§ **Exercise materials**:

------------------------------

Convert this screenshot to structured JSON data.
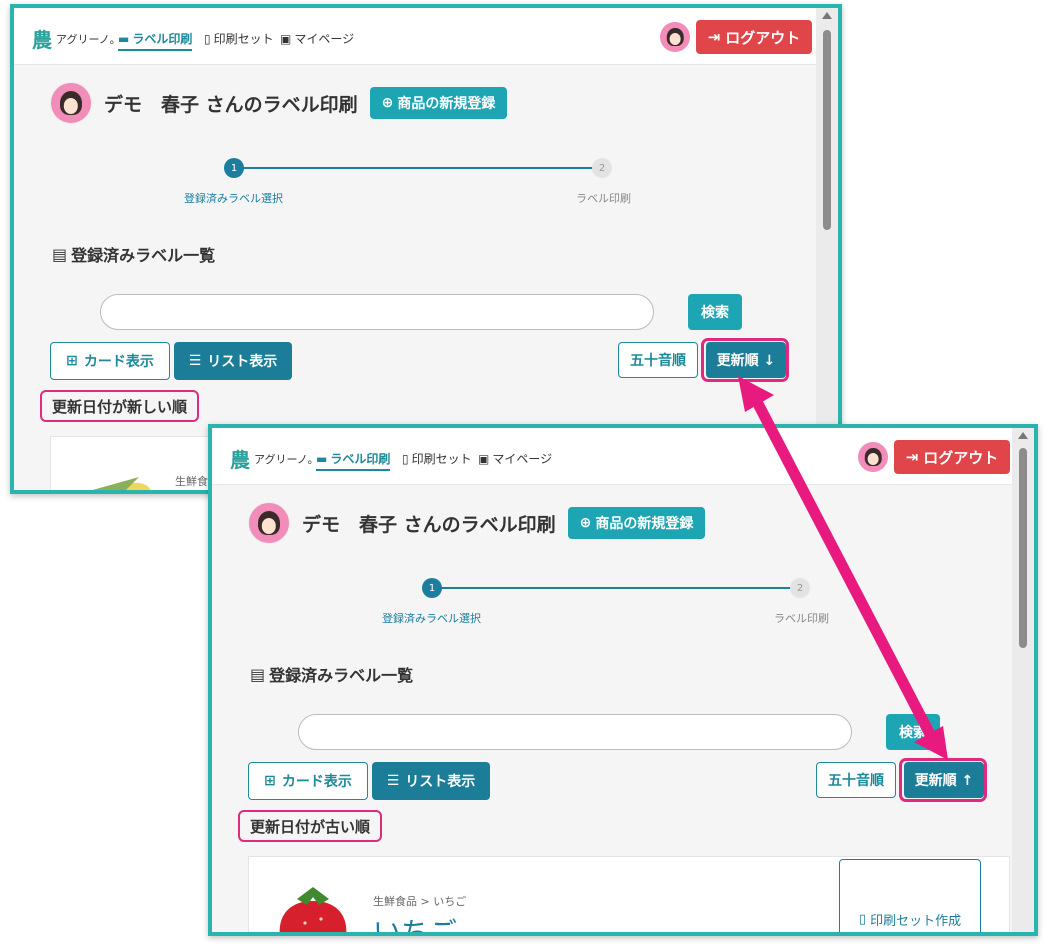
{
  "colors": {
    "accent": "#1ea5b4",
    "primary": "#1b7d97",
    "logout": "#e0454a",
    "highlight": "#e02a7d",
    "frame": "#2bb3ad"
  },
  "nav": {
    "logo_text": "アグリーノ。",
    "links": [
      "ラベル印刷",
      "印刷セット",
      "マイページ"
    ],
    "logout_label": "ログアウト"
  },
  "header": {
    "title": "デモ　春子 さんのラベル印刷",
    "new_product_label": "商品の新規登録"
  },
  "stepper": {
    "steps": [
      {
        "num": "1",
        "label": "登録済みラベル選択"
      },
      {
        "num": "2",
        "label": "ラベル印刷"
      }
    ]
  },
  "list": {
    "section_title": "登録済みラベル一覧",
    "search_placeholder": "",
    "search_label": "検索",
    "card_view_label": "カード表示",
    "list_view_label": "リスト表示",
    "sort_kana_label": "五十音順"
  },
  "screen1": {
    "sort_date_label": "更新順 ↓",
    "order_label": "更新日付が新しい順",
    "product_category": "生鮮食品"
  },
  "screen2": {
    "sort_date_label": "更新順 ↑",
    "order_label": "更新日付が古い順",
    "product_category": "生鮮食品 > いちご",
    "product_name": "いちご",
    "print_set_label": "印刷セット作成"
  },
  "icons": [
    "logo-mark-icon",
    "printer-icon",
    "bookmark-icon",
    "mypage-icon",
    "avatar-icon",
    "logout-icon",
    "plus-circle-icon",
    "list-doc-icon",
    "grid-icon",
    "list-icon",
    "corn-image",
    "strawberry-image",
    "scroll-up-icon"
  ]
}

------------------------------

Leave out the pictures and retype every line above exactly.

§ **Correct response**:
Convert this screenshot to structured JSON data.
{
  "colors": {
    "accent": "#1ea5b4",
    "primary": "#1b7d97",
    "logout": "#e0454a",
    "highlight": "#e02a7d",
    "frame": "#2bb3ad"
  },
  "nav": {
    "logo_text": "アグリーノ。",
    "links": [
      "ラベル印刷",
      "印刷セット",
      "マイページ"
    ],
    "logout_label": "ログアウト"
  },
  "header": {
    "title": "デモ　春子 さんのラベル印刷",
    "new_product_label": "商品の新規登録"
  },
  "stepper": {
    "steps": [
      {
        "num": "1",
        "label": "登録済みラベル選択"
      },
      {
        "num": "2",
        "label": "ラベル印刷"
      }
    ]
  },
  "list": {
    "section_title": "登録済みラベル一覧",
    "search_placeholder": "",
    "search_label": "検索",
    "card_view_label": "カード表示",
    "list_view_label": "リスト表示",
    "sort_kana_label": "五十音順"
  },
  "screen1": {
    "sort_date_label": "更新順 ↓",
    "order_label": "更新日付が新しい順",
    "product_category": "生鮮食品"
  },
  "screen2": {
    "sort_date_label": "更新順 ↑",
    "order_label": "更新日付が古い順",
    "product_category": "生鮮食品 > いちご",
    "product_name": "いちご",
    "print_set_label": "印刷セット作成"
  },
  "icons": [
    "logo-mark-icon",
    "printer-icon",
    "bookmark-icon",
    "mypage-icon",
    "avatar-icon",
    "logout-icon",
    "plus-circle-icon",
    "list-doc-icon",
    "grid-icon",
    "list-icon",
    "corn-image",
    "strawberry-image",
    "scroll-up-icon"
  ]
}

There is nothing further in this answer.